## [WORK INSTRUCTIONS]
Transcribe each line of the material as it is, and drop any picture.

## [EXTRACTED INFORMATION]
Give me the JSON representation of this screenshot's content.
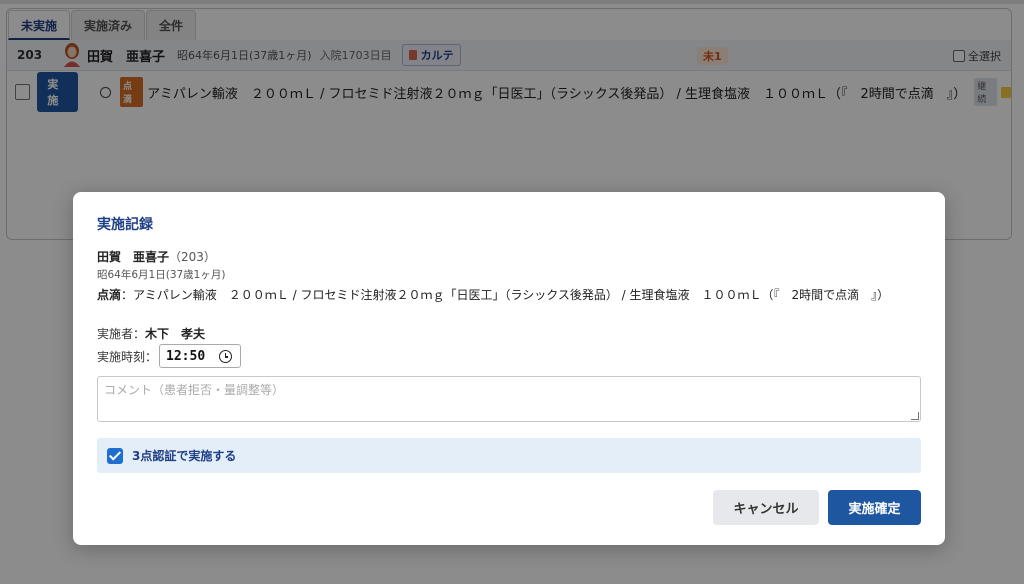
{
  "tabs": [
    {
      "label": "未実施",
      "active": true
    },
    {
      "label": "実施済み",
      "active": false
    },
    {
      "label": "全件",
      "active": false
    }
  ],
  "patient_bar": {
    "room": "203",
    "name": "田賀　亜喜子",
    "dob": "昭64年6月1日(37歳1ヶ月)",
    "admission": "入院1703日目",
    "karte_label": "カルテ",
    "pending_badge": "未1",
    "select_all_label": "全選択"
  },
  "order_row": {
    "do_label": "実施",
    "type_badge": "点滴",
    "text": "アミパレン輸液　２００ｍＬ / フロセミド注射液２０ｍｇ「日医工」（ラシックス後発品） / 生理食塩液　１００ｍＬ（『　2時間で点滴　』）",
    "continuation_badge": "継続"
  },
  "modal": {
    "title": "実施記録",
    "patient_name": "田賀　亜喜子",
    "patient_room": "（203）",
    "patient_dob": "昭64年6月1日(37歳1ヶ月)",
    "order_type_label": "点滴",
    "order_text": "：アミパレン輸液　２００ｍＬ / フロセミド注射液２０ｍｇ「日医工」（ラシックス後発品） / 生理食塩液　１００ｍＬ（『　2時間で点滴　』）",
    "performer_label": "実施者：",
    "performer_name": "木下　孝夫",
    "time_label": "実施時刻：",
    "time_value": "12:50",
    "comment_placeholder": "コメント（患者拒否・量調整等）",
    "three_point_label": "3点認証で実施する",
    "three_point_checked": true,
    "cancel_label": "キャンセル",
    "confirm_label": "実施確定"
  },
  "colors": {
    "accent": "#1f56a0",
    "title": "#1f3f86",
    "badge_orange": "#d86e24"
  }
}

## [RESULT FOR THIS EXERCISE]
Give me the JSON representation of this screenshot's content.
{
  "tabs": [
    {
      "label": "未実施",
      "active": true
    },
    {
      "label": "実施済み",
      "active": false
    },
    {
      "label": "全件",
      "active": false
    }
  ],
  "patient_bar": {
    "room": "203",
    "name": "田賀　亜喜子",
    "dob": "昭64年6月1日(37歳1ヶ月)",
    "admission": "入院1703日目",
    "karte_label": "カルテ",
    "pending_badge": "未1",
    "select_all_label": "全選択"
  },
  "order_row": {
    "do_label": "実施",
    "type_badge": "点滴",
    "text": "アミパレン輸液　２００ｍＬ / フロセミド注射液２０ｍｇ「日医工」（ラシックス後発品） / 生理食塩液　１００ｍＬ（『　2時間で点滴　』）",
    "continuation_badge": "継続"
  },
  "modal": {
    "title": "実施記録",
    "patient_name": "田賀　亜喜子",
    "patient_room": "（203）",
    "patient_dob": "昭64年6月1日(37歳1ヶ月)",
    "order_type_label": "点滴",
    "order_text": "：アミパレン輸液　２００ｍＬ / フロセミド注射液２０ｍｇ「日医工」（ラシックス後発品） / 生理食塩液　１００ｍＬ（『　2時間で点滴　』）",
    "performer_label": "実施者：",
    "performer_name": "木下　孝夫",
    "time_label": "実施時刻：",
    "time_value": "12:50",
    "comment_placeholder": "コメント（患者拒否・量調整等）",
    "three_point_label": "3点認証で実施する",
    "three_point_checked": true,
    "cancel_label": "キャンセル",
    "confirm_label": "実施確定"
  },
  "colors": {
    "accent": "#1f56a0",
    "title": "#1f3f86",
    "badge_orange": "#d86e24"
  }
}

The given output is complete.